» Instructions to follow
Make an exact copy of all the data.

» Data extracted from a collection
# # # # #

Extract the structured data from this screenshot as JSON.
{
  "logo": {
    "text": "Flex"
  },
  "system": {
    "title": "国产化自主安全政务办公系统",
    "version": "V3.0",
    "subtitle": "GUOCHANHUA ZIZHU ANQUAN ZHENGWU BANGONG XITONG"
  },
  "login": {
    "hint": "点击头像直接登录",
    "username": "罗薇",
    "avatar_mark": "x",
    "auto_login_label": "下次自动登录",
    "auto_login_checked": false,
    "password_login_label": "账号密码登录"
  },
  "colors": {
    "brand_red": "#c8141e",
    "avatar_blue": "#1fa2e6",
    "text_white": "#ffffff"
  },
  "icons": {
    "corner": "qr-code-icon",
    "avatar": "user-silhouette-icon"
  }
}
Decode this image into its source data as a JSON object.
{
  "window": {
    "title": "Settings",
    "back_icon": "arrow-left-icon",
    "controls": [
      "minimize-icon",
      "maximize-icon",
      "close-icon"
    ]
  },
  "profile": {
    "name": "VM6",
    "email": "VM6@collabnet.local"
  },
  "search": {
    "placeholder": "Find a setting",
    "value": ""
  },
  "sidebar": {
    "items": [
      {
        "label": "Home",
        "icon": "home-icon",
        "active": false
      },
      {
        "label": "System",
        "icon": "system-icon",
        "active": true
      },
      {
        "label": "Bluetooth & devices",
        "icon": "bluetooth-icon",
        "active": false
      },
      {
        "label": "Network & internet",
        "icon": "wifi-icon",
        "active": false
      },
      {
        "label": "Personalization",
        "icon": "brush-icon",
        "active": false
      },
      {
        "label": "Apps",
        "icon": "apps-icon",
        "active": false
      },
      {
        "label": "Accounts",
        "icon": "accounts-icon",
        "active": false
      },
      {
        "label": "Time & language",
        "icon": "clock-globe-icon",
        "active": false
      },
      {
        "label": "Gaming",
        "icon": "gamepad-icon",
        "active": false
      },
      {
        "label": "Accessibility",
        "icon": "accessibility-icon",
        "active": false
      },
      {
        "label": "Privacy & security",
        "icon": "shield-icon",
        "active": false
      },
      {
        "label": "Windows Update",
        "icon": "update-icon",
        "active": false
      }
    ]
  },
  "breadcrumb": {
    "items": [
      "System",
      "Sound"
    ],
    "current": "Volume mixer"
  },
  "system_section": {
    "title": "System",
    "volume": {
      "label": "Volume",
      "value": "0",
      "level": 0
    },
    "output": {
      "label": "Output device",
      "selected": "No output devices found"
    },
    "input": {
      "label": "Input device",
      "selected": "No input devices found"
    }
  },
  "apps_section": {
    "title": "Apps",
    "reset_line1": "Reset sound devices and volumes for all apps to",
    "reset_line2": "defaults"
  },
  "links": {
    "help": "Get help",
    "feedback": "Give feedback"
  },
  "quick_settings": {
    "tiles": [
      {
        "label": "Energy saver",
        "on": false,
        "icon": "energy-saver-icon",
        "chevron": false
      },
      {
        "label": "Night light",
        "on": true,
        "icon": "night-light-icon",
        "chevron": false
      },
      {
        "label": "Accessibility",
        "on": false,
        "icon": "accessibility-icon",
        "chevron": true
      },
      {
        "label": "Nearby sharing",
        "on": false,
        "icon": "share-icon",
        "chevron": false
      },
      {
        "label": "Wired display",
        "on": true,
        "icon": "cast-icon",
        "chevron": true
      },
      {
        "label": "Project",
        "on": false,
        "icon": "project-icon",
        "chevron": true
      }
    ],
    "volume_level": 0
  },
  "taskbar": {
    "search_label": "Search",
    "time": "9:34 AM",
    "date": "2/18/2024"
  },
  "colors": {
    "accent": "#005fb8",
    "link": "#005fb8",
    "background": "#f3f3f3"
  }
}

# # # # #

» Exercise answer
Extract the structured data from this screenshot as JSON.
{
  "logo": {
    "text": "Flex"
  },
  "system": {
    "title": "国产化自主安全政务办公系统",
    "version": "V3.0",
    "subtitle": "GUOCHANHUA ZIZHU ANQUAN ZHENGWU BANGONG XITONG"
  },
  "login": {
    "hint": "点击头像直接登录",
    "username": "罗薇",
    "avatar_mark": "x",
    "auto_login_label": "下次自动登录",
    "auto_login_checked": false,
    "password_login_label": "账号密码登录"
  },
  "colors": {
    "brand_red": "#c8141e",
    "avatar_blue": "#1fa2e6",
    "text_white": "#ffffff"
  },
  "icons": {
    "corner": "qr-code-icon",
    "avatar": "user-silhouette-icon"
  }
}
Decode this image into its source data as a JSON object.
{
  "window": {
    "title": "Settings",
    "back_icon": "arrow-left-icon",
    "controls": [
      "minimize-icon",
      "maximize-icon",
      "close-icon"
    ]
  },
  "profile": {
    "name": "VM6",
    "email": "VM6@collabnet.local"
  },
  "search": {
    "placeholder": "Find a setting",
    "value": ""
  },
  "sidebar": {
    "items": [
      {
        "label": "Home",
        "icon": "home-icon",
        "active": false
      },
      {
        "label": "System",
        "icon": "system-icon",
        "active": true
      },
      {
        "label": "Bluetooth & devices",
        "icon": "bluetooth-icon",
        "active": false
      },
      {
        "label": "Network & internet",
        "icon": "wifi-icon",
        "active": false
      },
      {
        "label": "Personalization",
        "icon": "brush-icon",
        "active": false
      },
      {
        "label": "Apps",
        "icon": "apps-icon",
        "active": false
      },
      {
        "label": "Accounts",
        "icon": "accounts-icon",
        "active": false
      },
      {
        "label": "Time & language",
        "icon": "clock-globe-icon",
        "active": false
      },
      {
        "label": "Gaming",
        "icon": "gamepad-icon",
        "active": false
      },
      {
        "label": "Accessibility",
        "icon": "accessibility-icon",
        "active": false
      },
      {
        "label": "Privacy & security",
        "icon": "shield-icon",
        "active": false
      },
      {
        "label": "Windows Update",
        "icon": "update-icon",
        "active": false
      }
    ]
  },
  "breadcrumb": {
    "items": [
      "System",
      "Sound"
    ],
    "current": "Volume mixer"
  },
  "system_section": {
    "title": "System",
    "volume": {
      "label": "Volume",
      "value": "0",
      "level": 0
    },
    "output": {
      "label": "Output device",
      "selected": "No output devices found"
    },
    "input": {
      "label": "Input device",
      "selected": "No input devices found"
    }
  },
  "apps_section": {
    "title": "Apps",
    "reset_line1": "Reset sound devices and volumes for all apps to",
    "reset_line2": "defaults"
  },
  "links": {
    "help": "Get help",
    "feedback": "Give feedback"
  },
  "quick_settings": {
    "tiles": [
      {
        "label": "Energy saver",
        "on": false,
        "icon": "energy-saver-icon",
        "chevron": false
      },
      {
        "label": "Night light",
        "on": true,
        "icon": "night-light-icon",
        "chevron": false
      },
      {
        "label": "Accessibility",
        "on": false,
        "icon": "accessibility-icon",
        "chevron": true
      },
      {
        "label": "Nearby sharing",
        "on": false,
        "icon": "share-icon",
        "chevron": false
      },
      {
        "label": "Wired display",
        "on": true,
        "icon": "cast-icon",
        "chevron": true
      },
      {
        "label": "Project",
        "on": false,
        "icon": "project-icon",
        "chevron": true
      }
    ],
    "volume_level": 0
  },
  "taskbar": {
    "search_label": "Search",
    "time": "9:34 AM",
    "date": "2/18/2024"
  },
  "colors": {
    "accent": "#005fb8",
    "link": "#005fb8",
    "background": "#f3f3f3"
  }
}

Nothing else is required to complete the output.